Exercise description:
In the material below, find every line with "образования" and pull it out.

Records excerpted from a collection

^^^^

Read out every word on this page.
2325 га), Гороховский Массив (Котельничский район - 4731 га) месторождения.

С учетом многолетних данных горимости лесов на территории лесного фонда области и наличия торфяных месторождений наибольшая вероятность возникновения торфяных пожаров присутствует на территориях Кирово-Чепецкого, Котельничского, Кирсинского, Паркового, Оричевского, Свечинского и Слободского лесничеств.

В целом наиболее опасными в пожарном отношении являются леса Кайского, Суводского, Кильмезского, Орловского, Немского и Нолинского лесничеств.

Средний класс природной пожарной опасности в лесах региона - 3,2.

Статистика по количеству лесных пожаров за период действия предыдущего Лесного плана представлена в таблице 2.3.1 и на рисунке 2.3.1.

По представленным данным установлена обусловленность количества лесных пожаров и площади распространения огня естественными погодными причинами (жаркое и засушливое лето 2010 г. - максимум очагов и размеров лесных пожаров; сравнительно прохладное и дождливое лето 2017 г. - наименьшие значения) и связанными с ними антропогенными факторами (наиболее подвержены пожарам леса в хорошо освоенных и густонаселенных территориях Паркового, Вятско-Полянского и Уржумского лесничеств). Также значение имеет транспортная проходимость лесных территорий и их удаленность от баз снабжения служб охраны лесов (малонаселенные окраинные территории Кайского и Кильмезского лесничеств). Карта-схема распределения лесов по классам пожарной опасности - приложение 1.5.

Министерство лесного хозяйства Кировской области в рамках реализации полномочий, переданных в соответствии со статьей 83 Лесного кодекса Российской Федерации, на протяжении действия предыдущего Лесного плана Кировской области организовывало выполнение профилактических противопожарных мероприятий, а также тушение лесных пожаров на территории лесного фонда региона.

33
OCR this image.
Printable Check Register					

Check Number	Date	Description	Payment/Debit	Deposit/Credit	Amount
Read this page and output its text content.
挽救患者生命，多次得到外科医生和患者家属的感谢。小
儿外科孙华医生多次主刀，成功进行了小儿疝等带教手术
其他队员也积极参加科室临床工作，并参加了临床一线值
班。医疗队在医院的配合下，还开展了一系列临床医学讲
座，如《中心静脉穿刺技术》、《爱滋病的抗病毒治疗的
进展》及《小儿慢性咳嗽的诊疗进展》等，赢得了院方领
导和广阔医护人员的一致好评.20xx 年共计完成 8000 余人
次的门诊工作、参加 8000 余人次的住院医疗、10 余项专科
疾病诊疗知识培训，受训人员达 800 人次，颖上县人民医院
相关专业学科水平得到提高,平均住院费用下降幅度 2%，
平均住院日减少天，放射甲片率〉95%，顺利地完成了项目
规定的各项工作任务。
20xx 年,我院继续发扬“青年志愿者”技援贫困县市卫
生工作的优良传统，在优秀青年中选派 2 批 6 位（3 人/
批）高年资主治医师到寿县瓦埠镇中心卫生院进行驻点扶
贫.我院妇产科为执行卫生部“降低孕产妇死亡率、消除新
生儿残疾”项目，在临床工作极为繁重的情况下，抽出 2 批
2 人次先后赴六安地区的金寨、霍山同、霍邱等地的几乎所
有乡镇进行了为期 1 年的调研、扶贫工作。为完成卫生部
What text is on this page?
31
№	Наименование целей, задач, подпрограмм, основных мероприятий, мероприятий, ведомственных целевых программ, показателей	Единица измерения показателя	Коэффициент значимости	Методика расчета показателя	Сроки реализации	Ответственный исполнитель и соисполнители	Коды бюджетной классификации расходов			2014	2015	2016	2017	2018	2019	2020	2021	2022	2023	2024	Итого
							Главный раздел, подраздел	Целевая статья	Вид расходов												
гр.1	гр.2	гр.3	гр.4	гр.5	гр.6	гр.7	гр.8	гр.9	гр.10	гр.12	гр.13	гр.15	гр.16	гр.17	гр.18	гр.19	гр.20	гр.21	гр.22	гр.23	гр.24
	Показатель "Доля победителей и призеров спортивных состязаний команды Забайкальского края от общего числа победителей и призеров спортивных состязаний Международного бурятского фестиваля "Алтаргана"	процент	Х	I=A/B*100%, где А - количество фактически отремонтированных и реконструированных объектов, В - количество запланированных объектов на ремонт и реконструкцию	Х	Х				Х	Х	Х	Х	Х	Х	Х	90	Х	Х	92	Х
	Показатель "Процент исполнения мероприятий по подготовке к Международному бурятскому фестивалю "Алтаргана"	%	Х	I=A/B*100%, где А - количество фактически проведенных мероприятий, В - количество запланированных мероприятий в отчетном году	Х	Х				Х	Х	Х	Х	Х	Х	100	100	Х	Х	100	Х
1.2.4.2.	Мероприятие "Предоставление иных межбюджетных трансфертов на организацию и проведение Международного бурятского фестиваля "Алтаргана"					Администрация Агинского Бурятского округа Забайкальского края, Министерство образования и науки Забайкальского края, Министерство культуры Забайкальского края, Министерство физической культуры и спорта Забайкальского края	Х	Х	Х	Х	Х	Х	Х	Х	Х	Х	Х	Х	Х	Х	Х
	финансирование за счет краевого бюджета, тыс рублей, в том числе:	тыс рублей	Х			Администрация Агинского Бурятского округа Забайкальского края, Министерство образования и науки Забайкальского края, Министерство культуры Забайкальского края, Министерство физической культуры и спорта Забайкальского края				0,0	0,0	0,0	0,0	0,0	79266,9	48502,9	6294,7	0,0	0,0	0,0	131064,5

^^^^

Finished answer:
1.2.4.2.	Мероприятие "Предоставление иных межбюджетных трансфертов на организацию и проведение Международного бурятского фестиваля "Алтаргана"					Администрация Агинского Бурятского округа Забайкальского края, Министерство образования и науки Забайкальского края, Министерство культуры Забайкальского края, Министерство физической культуры и спорта Забайкальского края	Х	Х	Х	Х	Х	Х	Х	Х	Х	Х	Х	Х	Х	Х	Х
	финансирование за счет краевого бюджета, тыс рублей, в том числе:	тыс рублей	Х			Администрация Агинского Бурятского округа Забайкальского края, Министерство образования и науки Забайкальского края, Министерство культуры Забайкальского края, Министерство физической культуры и спорта Забайкальского края				0,0	0,0	0,0	0,0	0,0	79266,9	48502,9	6294,7	0,0	0,0	0,0	131064,5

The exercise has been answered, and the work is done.